» **DATA EXTRACT**

━━━━━━━━━━━━━━━━

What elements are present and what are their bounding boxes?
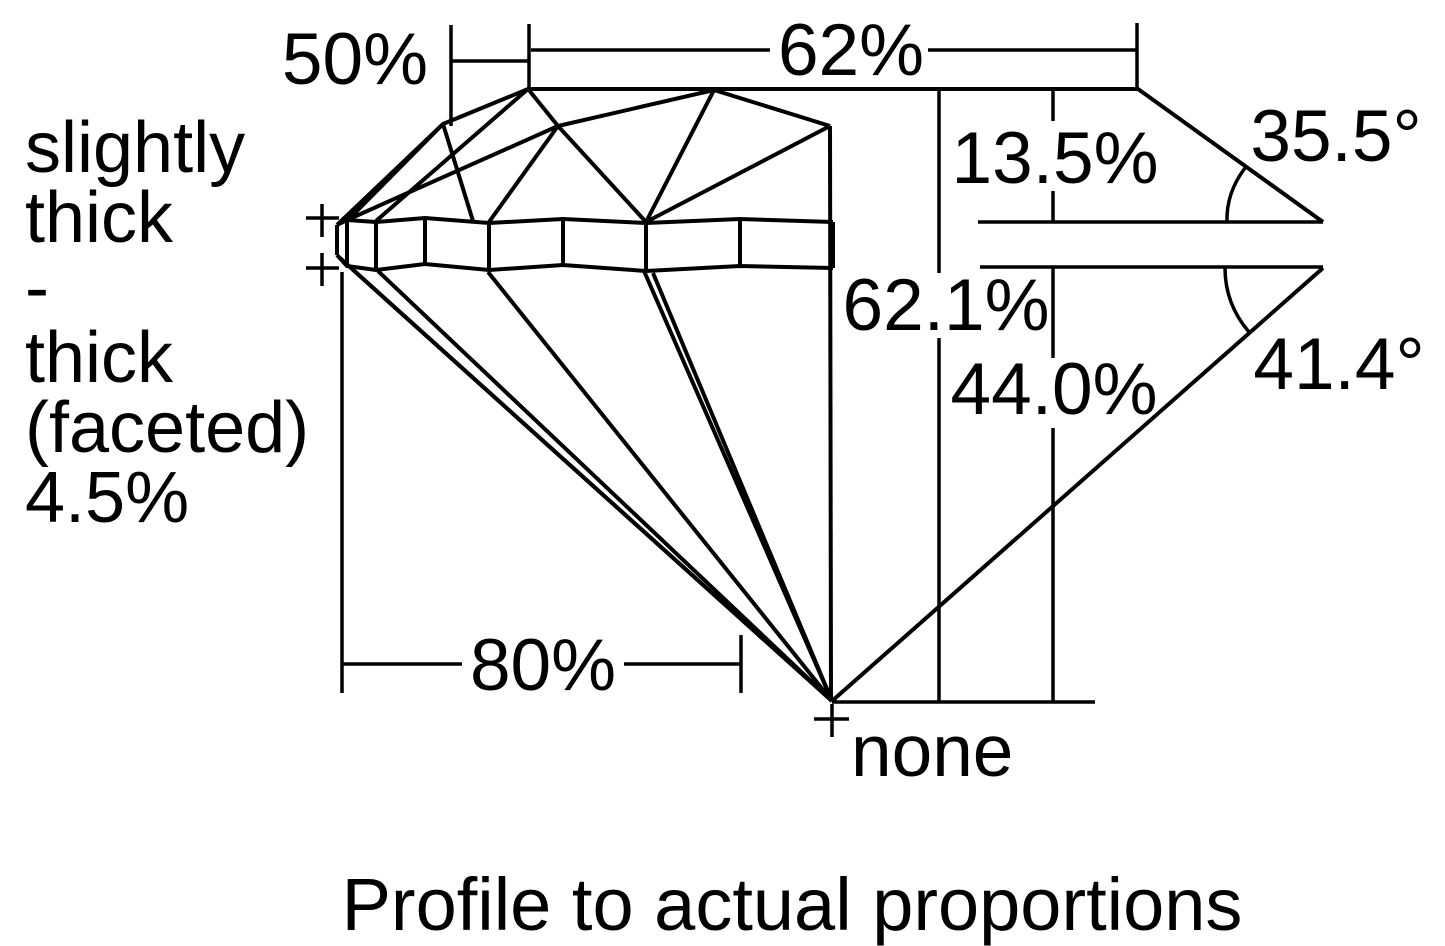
culet-cross-mark: [814, 704, 849, 737]
pavilion-angle-arc: [1223, 267, 1251, 334]
pavilion-depth-label: 44.0%: [951, 349, 1158, 430]
facet-line: [347, 122, 445, 221]
girdle-label-line: -: [25, 248, 49, 328]
dimension-crown-angle: 35.5°: [1225, 96, 1422, 223]
girdle-band: [335, 215, 835, 274]
lower-girdle-label: 80%: [470, 625, 616, 706]
facet-line: [526, 87, 560, 128]
culet-label: none: [851, 711, 1013, 792]
table-width-label: 62%: [778, 10, 924, 91]
girdle-facet-divisions: [335, 218, 835, 271]
crown-angle-arc: [1225, 166, 1247, 223]
facet-line: [713, 88, 831, 128]
girdle-thickness-label: slightly thick - thick (faceted) 4.5%: [25, 108, 309, 538]
crown-height-label: 13.5%: [952, 118, 1159, 199]
girdle-cross-mark-bottom: [306, 253, 339, 286]
facet-line: [486, 270, 834, 703]
girdle-thickness-callout: slightly thick - thick (faceted) 4.5%: [25, 108, 339, 538]
crown-facet-lines: [346, 87, 833, 702]
dimension-pavilion-depth: 44.0%: [951, 268, 1158, 701]
dimension-crown-height: 13.5%: [952, 89, 1159, 222]
girdle-label-line: slightly: [25, 108, 245, 188]
dimension-table-width: 62%: [531, 10, 1139, 91]
dimension-star-length: 50%: [282, 19, 531, 126]
facet-line: [651, 272, 834, 702]
facet-line: [644, 89, 716, 223]
facet-line: [374, 87, 530, 223]
pavilion-facet-lines: [349, 266, 834, 703]
facet-line: [557, 88, 715, 128]
crown-angle-label: 35.5°: [1250, 96, 1421, 177]
pavilion-outline-right: [830, 266, 1325, 703]
girdle-label-line: thick: [25, 318, 174, 398]
facet-line: [556, 124, 648, 224]
pavilion-angle-label: 41.4°: [1253, 324, 1424, 405]
girdle-label-line: (faceted): [25, 388, 309, 468]
dimension-lower-girdle: 80%: [340, 272, 743, 706]
figure-caption: Profile to actual proportions: [342, 863, 1243, 946]
facet-line: [349, 266, 834, 703]
dimension-pavilion-angle: 41.4°: [1223, 267, 1425, 405]
total-depth-label: 62.1%: [843, 265, 1050, 346]
facet-line: [487, 124, 560, 224]
facet-line: [376, 269, 834, 703]
girdle-label-line: thick: [25, 178, 174, 258]
diamond-wireframe: [335, 87, 1325, 703]
girdle-cross-mark-top: [306, 204, 339, 237]
girdle-label-line: 4.5%: [25, 458, 189, 538]
dimension-culet: none: [814, 700, 1095, 792]
star-length-label: 50%: [282, 19, 428, 100]
facet-line: [828, 125, 833, 702]
facet-line: [645, 124, 831, 224]
dimension-total-depth: 62.1%: [843, 89, 1050, 701]
facet-line: [346, 124, 559, 222]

━━━━━━━━━━━━━━━━

» **TASK DESCRIPTION**
Please reproduce the listing above line for line, exactly as it appears, but leave out the picture.

» **SOLUTION TO THE EXERCISE**
What elements are present and what are their bounding boxes?
culet-cross-mark: [814, 704, 849, 737]
pavilion-angle-arc: [1223, 267, 1251, 334]
pavilion-depth-label: 44.0%: [951, 349, 1158, 430]
facet-line: [347, 122, 445, 221]
girdle-label-line: -: [25, 248, 49, 328]
dimension-crown-angle: 35.5°: [1225, 96, 1422, 223]
girdle-band: [335, 215, 835, 274]
lower-girdle-label: 80%: [470, 625, 616, 706]
facet-line: [526, 87, 560, 128]
culet-label: none: [851, 711, 1013, 792]
table-width-label: 62%: [778, 10, 924, 91]
girdle-facet-divisions: [335, 218, 835, 271]
crown-angle-arc: [1225, 166, 1247, 223]
facet-line: [713, 88, 831, 128]
girdle-thickness-label: slightly thick - thick (faceted) 4.5%: [25, 108, 309, 538]
crown-height-label: 13.5%: [952, 118, 1159, 199]
girdle-cross-mark-bottom: [306, 253, 339, 286]
facet-line: [486, 270, 834, 703]
girdle-thickness-callout: slightly thick - thick (faceted) 4.5%: [25, 108, 339, 538]
crown-facet-lines: [346, 87, 833, 702]
dimension-pavilion-depth: 44.0%: [951, 268, 1158, 701]
dimension-crown-height: 13.5%: [952, 89, 1159, 222]
girdle-label-line: slightly: [25, 108, 245, 188]
dimension-table-width: 62%: [531, 10, 1139, 91]
dimension-star-length: 50%: [282, 19, 531, 126]
facet-line: [651, 272, 834, 702]
facet-line: [644, 89, 716, 223]
facet-line: [374, 87, 530, 223]
pavilion-facet-lines: [349, 266, 834, 703]
facet-line: [557, 88, 715, 128]
crown-angle-label: 35.5°: [1250, 96, 1421, 177]
pavilion-outline-right: [830, 266, 1325, 703]
girdle-label-line: thick: [25, 318, 174, 398]
facet-line: [556, 124, 648, 224]
pavilion-angle-label: 41.4°: [1253, 324, 1424, 405]
girdle-label-line: (faceted): [25, 388, 309, 468]
dimension-lower-girdle: 80%: [340, 272, 743, 706]
figure-caption: Profile to actual proportions: [342, 863, 1243, 946]
facet-line: [349, 266, 834, 703]
dimension-pavilion-angle: 41.4°: [1223, 267, 1425, 405]
total-depth-label: 62.1%: [843, 265, 1050, 346]
facet-line: [487, 124, 560, 224]
facet-line: [376, 269, 834, 703]
girdle-label-line: thick: [25, 178, 174, 258]
diamond-wireframe: [335, 87, 1325, 703]
girdle-cross-mark-top: [306, 204, 339, 237]
girdle-label-line: 4.5%: [25, 458, 189, 538]
dimension-culet: none: [814, 700, 1095, 792]
star-length-label: 50%: [282, 19, 428, 100]
facet-line: [828, 125, 833, 702]
facet-line: [645, 124, 831, 224]
dimension-total-depth: 62.1%: [843, 89, 1050, 701]
facet-line: [346, 124, 559, 222]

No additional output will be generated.